START DATA SHOWN
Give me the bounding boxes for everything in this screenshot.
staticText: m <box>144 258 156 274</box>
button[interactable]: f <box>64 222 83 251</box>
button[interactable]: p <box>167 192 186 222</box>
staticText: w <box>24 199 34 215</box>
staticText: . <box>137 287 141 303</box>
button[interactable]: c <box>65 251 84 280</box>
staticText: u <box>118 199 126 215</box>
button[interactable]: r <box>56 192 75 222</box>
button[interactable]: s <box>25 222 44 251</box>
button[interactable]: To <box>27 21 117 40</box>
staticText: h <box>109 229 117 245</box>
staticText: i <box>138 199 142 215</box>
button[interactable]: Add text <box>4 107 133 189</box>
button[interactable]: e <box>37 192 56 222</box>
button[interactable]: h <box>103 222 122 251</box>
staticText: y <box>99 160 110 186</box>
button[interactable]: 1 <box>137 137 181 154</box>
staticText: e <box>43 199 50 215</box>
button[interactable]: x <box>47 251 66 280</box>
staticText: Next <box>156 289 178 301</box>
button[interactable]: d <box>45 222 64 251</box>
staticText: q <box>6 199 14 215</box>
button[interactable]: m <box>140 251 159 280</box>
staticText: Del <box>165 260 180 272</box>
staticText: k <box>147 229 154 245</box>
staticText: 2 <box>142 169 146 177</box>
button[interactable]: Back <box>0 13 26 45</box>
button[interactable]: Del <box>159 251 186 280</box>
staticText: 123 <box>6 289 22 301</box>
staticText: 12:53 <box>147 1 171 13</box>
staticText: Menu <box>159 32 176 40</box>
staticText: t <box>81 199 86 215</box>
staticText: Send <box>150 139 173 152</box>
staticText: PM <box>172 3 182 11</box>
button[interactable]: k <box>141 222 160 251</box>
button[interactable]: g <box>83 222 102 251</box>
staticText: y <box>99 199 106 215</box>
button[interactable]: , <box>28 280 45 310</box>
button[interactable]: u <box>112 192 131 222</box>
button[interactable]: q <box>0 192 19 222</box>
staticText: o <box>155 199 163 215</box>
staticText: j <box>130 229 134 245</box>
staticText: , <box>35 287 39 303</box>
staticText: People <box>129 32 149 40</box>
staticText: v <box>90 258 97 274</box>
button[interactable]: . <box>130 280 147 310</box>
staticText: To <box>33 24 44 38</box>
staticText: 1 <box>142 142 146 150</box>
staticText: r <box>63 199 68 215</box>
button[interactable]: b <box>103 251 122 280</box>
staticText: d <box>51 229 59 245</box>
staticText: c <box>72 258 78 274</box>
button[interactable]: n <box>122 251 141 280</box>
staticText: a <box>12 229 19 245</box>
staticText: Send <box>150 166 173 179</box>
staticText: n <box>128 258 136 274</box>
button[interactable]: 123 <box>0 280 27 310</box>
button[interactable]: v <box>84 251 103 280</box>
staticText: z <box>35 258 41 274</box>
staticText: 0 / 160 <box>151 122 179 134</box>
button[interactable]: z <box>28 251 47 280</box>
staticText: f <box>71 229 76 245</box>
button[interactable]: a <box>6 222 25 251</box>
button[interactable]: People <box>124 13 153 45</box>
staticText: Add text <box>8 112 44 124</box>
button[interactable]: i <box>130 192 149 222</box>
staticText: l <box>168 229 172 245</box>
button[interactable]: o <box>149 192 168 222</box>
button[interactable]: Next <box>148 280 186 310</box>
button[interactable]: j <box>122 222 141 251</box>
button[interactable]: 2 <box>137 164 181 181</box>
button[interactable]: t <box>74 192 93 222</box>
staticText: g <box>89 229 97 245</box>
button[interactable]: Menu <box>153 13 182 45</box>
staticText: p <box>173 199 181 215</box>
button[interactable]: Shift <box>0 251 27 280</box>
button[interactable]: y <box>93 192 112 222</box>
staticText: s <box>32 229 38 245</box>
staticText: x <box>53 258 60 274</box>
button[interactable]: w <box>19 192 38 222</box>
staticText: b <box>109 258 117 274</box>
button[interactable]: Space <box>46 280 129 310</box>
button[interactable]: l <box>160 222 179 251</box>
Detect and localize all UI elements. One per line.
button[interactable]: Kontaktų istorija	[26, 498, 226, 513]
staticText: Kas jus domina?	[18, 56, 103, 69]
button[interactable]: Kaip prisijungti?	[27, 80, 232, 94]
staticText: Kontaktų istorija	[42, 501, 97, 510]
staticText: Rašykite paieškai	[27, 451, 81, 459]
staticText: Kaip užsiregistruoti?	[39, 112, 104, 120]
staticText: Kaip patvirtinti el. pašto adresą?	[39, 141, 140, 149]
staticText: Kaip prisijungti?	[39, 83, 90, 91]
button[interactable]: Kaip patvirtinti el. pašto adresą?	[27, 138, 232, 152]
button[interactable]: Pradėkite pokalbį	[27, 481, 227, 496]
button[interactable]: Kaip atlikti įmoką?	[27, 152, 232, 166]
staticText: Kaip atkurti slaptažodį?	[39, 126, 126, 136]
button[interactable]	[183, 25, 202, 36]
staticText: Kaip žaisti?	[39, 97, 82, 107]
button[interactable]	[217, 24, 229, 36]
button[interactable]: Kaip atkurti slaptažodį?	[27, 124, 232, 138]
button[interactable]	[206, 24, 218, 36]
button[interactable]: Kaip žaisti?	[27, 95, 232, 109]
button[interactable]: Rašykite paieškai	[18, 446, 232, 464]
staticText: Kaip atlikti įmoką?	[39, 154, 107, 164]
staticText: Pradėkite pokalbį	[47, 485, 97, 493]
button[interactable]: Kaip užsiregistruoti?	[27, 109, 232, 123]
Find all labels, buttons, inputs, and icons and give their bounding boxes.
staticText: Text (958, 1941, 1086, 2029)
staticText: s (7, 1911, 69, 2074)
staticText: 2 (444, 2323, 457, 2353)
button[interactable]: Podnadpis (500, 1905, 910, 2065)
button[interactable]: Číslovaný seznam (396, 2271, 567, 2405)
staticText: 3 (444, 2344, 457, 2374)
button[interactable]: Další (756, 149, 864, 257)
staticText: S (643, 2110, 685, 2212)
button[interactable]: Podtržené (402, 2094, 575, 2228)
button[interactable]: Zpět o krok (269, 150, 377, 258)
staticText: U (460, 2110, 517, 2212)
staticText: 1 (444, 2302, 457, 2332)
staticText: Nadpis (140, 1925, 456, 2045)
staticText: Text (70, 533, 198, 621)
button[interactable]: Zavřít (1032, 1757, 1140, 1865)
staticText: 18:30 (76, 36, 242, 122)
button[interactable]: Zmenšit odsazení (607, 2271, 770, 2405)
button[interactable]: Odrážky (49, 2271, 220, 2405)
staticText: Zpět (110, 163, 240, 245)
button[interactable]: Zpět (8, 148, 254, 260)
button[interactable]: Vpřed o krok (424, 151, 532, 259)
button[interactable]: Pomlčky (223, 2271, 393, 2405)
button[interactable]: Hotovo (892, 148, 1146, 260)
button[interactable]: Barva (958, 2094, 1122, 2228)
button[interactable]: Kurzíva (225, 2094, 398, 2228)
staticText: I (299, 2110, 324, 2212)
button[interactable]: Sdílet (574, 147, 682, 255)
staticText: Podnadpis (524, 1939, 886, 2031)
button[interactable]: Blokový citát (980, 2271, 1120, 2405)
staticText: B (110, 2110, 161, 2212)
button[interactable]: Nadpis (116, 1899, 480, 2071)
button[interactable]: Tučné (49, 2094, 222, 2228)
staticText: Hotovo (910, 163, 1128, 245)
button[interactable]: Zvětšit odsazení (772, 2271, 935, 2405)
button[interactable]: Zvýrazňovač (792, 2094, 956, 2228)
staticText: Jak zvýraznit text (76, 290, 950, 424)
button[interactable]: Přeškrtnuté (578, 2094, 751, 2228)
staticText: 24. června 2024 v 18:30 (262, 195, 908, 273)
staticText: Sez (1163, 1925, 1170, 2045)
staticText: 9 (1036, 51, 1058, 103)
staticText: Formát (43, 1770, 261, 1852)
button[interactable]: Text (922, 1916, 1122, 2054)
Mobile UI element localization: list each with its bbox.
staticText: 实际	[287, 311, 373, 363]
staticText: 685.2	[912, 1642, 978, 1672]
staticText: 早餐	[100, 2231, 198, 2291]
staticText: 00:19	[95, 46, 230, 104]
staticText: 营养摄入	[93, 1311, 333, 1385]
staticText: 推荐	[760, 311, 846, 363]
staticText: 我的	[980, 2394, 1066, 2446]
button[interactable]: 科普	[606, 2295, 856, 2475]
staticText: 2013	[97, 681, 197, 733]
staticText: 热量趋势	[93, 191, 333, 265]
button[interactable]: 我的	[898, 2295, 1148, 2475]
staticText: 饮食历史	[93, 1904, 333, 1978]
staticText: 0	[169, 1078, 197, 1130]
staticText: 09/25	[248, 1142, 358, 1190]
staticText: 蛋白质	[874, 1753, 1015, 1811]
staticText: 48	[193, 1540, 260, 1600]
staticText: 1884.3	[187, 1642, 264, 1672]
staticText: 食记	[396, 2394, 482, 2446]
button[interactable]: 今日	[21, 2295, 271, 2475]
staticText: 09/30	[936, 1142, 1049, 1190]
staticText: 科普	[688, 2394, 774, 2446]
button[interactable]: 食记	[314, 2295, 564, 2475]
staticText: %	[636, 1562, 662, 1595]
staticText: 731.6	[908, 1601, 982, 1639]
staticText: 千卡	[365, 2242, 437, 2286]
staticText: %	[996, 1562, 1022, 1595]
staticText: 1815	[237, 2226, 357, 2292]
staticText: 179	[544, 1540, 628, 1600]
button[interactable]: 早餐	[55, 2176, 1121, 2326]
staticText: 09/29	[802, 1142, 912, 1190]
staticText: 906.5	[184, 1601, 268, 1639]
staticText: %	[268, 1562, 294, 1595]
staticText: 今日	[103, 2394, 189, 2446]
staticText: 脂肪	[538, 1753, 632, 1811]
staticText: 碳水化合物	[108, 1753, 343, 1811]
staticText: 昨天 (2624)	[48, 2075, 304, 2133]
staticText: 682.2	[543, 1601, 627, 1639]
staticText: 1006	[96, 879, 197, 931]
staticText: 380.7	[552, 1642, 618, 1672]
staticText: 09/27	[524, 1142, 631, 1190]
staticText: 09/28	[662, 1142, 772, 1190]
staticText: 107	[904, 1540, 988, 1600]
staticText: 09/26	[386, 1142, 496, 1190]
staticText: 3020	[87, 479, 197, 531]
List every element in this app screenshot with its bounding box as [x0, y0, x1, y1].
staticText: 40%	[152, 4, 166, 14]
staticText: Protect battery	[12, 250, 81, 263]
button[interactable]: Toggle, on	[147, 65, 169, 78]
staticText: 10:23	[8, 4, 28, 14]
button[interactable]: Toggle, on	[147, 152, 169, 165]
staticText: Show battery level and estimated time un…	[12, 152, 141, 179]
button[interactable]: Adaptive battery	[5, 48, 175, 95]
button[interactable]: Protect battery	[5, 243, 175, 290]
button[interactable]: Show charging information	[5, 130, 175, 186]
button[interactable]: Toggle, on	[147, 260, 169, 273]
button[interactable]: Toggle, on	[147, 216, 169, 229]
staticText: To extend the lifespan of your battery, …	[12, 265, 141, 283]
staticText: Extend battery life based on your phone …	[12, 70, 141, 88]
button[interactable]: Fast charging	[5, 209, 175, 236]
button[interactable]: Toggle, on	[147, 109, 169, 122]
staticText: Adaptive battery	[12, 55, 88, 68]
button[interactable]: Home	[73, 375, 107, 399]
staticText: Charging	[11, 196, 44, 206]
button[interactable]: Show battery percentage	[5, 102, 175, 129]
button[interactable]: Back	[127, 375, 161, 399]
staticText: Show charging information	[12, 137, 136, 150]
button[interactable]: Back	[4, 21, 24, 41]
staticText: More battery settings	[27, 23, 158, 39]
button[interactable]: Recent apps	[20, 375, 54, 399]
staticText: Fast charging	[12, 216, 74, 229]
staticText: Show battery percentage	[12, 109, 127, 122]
END DATA SHOWN
AIM: Could you give every line from the start of the entries up to and including the line with "staticText: e <box>43 199 50 215</box>" as a Markdown table with the columns No. and Line, leaving out blank lines?

RESPONSE TO THIS EXERCISE:
| No. | Line |
|---|---|
| 1 | Give me the bounding boxes for everything in this screenshot. |
| 2 | staticText: m <box>144 258 156 274</box> |
| 3 | button[interactable]: f <box>64 222 83 251</box> |
| 4 | button[interactable]: p <box>167 192 186 222</box> |
| 5 | staticText: w <box>24 199 34 215</box> |
| 6 | staticText: . <box>137 287 141 303</box> |
| 7 | button[interactable]: c <box>65 251 84 280</box> |
| 8 | staticText: u <box>118 199 126 215</box> |
| 9 | button[interactable]: r <box>56 192 75 222</box> |
| 10 | button[interactable]: s <box>25 222 44 251</box> |
| 11 | button[interactable]: To <box>27 21 117 40</box> |
| 12 | staticText: h <box>109 229 117 245</box> |
| 13 | staticText: i <box>138 199 142 215</box> |
| 14 | button[interactable]: Add text <box>4 107 133 189</box> |
| 15 | button[interactable]: e <box>37 192 56 222</box> |
| 16 | button[interactable]: h <box>103 222 122 251</box> |
| 17 | staticText: y <box>99 160 110 186</box> |
| 18 | button[interactable]: 1 <box>137 137 181 154</box> |
| 19 | staticText: e <box>43 199 50 215</box> |